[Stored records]
-.-.-

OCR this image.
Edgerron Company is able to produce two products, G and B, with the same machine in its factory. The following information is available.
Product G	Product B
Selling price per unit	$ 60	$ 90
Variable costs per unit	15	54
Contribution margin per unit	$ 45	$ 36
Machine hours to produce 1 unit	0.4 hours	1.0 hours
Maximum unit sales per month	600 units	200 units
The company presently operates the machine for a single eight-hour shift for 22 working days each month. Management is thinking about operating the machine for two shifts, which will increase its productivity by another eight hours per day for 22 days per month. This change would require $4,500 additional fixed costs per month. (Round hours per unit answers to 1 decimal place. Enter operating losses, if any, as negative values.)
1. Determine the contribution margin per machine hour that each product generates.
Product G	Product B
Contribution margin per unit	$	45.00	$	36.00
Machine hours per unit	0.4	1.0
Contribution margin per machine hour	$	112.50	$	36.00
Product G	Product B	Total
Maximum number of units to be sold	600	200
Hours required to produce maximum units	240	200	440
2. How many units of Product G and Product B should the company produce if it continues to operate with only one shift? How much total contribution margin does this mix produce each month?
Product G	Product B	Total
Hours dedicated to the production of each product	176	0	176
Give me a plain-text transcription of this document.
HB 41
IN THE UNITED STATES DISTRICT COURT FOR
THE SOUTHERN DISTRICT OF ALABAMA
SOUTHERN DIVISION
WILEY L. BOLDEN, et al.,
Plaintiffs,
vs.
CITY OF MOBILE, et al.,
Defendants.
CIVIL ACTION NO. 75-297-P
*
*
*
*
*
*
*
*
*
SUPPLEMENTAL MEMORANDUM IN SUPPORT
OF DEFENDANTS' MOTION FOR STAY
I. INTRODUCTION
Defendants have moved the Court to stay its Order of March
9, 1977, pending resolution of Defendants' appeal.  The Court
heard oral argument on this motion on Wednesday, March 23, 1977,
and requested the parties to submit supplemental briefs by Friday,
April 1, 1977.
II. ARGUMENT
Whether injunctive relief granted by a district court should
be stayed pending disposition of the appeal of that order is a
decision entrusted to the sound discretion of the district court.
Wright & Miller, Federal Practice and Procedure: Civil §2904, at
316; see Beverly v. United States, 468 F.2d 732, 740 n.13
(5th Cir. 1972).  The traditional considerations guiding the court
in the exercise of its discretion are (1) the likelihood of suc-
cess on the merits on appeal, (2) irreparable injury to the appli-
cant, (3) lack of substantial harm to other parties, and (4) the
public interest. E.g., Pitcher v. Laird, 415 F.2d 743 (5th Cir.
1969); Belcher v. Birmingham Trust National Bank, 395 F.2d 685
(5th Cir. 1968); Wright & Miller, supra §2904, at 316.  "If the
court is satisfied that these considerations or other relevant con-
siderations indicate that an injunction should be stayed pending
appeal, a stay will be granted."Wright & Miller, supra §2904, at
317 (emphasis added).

-.-.-

§ Problem description: Quote each line of the listing above exactly.

§ Response for this exercise:
OCR this image.
Edgerron Company is able to produce two products, G and B, with the same machine in its factory. The following information is available.
Product G	Product B
Selling price per unit	$ 60	$ 90
Variable costs per unit	15	54
Contribution margin per unit	$ 45	$ 36
Machine hours to produce 1 unit	0.4 hours	1.0 hours
Maximum unit sales per month	600 units	200 units
The company presently operates the machine for a single eight-hour shift for 22 working days each month. Management is thinking about operating the machine for two shifts, which will increase its productivity by another eight hours per day for 22 days per month. This change would require $4,500 additional fixed costs per month. (Round hours per unit answers to 1 decimal place. Enter operating losses, if any, as negative values.)
1. Determine the contribution margin per machine hour that each product generates.
Product G	Product B
Contribution margin per unit	$	45.00	$	36.00
Machine hours per unit	0.4	1.0
Contribution margin per machine hour	$	112.50	$	36.00
Product G	Product B	Total
Maximum number of units to be sold	600	200
Hours required to produce maximum units	240	200	440
2. How many units of Product G and Product B should the company produce if it continues to operate with only one shift? How much total contribution margin does this mix produce each month?
Product G	Product B	Total
Hours dedicated to the production of each product	176	0	176
Give me a plain-text transcription of this document.
HB 41
IN THE UNITED STATES DISTRICT COURT FOR
THE SOUTHERN DISTRICT OF ALABAMA
SOUTHERN DIVISION
WILEY L. BOLDEN, et al.,
Plaintiffs,
vs.
CITY OF MOBILE, et al.,
Defendants.
CIVIL ACTION NO. 75-297-P
*
*
*
*
*
*
*
*
*
SUPPLEMENTAL MEMORANDUM IN SUPPORT
OF DEFENDANTS' MOTION FOR STAY
I. INTRODUCTION
Defendants have moved the Court to stay its Order of March
9, 1977, pending resolution of Defendants' appeal.  The Court
heard oral argument on this motion on Wednesday, March 23, 1977,
and requested the parties to submit supplemental briefs by Friday,
April 1, 1977.
II. ARGUMENT
Whether injunctive relief granted by a district court should
be stayed pending disposition of the appeal of that order is a
decision entrusted to the sound discretion of the district court.
Wright & Miller, Federal Practice and Procedure: Civil §2904, at
316; see Beverly v. United States, 468 F.2d 732, 740 n.13
(5th Cir. 1972).  The traditional considerations guiding the court
in the exercise of its discretion are (1) the likelihood of suc-
cess on the merits on appeal, (2) irreparable injury to the appli-
cant, (3) lack of substantial harm to other parties, and (4) the
public interest. E.g., Pitcher v. Laird, 415 F.2d 743 (5th Cir.
1969); Belcher v. Birmingham Trust National Bank, 395 F.2d 685
(5th Cir. 1968); Wright & Miller, supra §2904, at 316.  "If the
court is satisfied that these considerations or other relevant con-
siderations indicate that an injunction should be stayed pending
appeal, a stay will be granted."Wright & Miller, supra §2904, at
317 (emphasis added).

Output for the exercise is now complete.